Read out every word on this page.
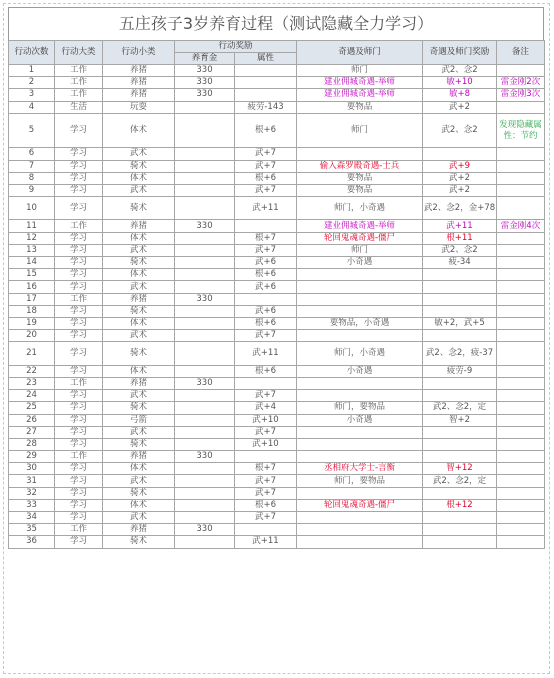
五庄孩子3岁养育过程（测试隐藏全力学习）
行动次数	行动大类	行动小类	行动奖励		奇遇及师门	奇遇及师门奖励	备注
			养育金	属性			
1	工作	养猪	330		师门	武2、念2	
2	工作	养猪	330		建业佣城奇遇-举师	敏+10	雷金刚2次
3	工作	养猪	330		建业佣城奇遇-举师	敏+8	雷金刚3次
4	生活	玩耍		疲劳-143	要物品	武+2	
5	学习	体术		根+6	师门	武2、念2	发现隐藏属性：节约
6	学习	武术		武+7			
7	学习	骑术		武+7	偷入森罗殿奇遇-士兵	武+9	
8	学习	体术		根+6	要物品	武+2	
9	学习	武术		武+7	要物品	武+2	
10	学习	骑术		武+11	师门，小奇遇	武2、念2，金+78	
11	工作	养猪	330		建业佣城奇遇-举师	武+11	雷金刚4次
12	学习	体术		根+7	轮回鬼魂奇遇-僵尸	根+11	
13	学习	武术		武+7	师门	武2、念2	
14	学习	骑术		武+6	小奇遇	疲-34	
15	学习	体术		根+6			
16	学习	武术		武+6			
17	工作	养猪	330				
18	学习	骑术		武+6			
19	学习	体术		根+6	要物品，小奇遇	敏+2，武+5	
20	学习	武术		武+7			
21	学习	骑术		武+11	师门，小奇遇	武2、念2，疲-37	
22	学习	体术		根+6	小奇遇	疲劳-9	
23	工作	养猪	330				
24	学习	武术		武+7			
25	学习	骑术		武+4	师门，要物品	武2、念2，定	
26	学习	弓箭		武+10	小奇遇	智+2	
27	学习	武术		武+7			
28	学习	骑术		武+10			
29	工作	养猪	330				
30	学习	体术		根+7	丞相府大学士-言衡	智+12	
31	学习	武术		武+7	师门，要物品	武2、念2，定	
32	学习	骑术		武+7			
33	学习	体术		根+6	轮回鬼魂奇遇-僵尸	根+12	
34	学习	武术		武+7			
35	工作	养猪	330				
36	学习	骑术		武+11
◇ ◇ ◇ ◇
- Written exercise -
From the data above, copy each line that holds "轮回鬼魂奇遇".

- Answer for this exercise -
12	学习	体术		根+7	轮回鬼魂奇遇-僵尸	根+11	
33	学习	体术		根+6	轮回鬼魂奇遇-僵尸	根+12	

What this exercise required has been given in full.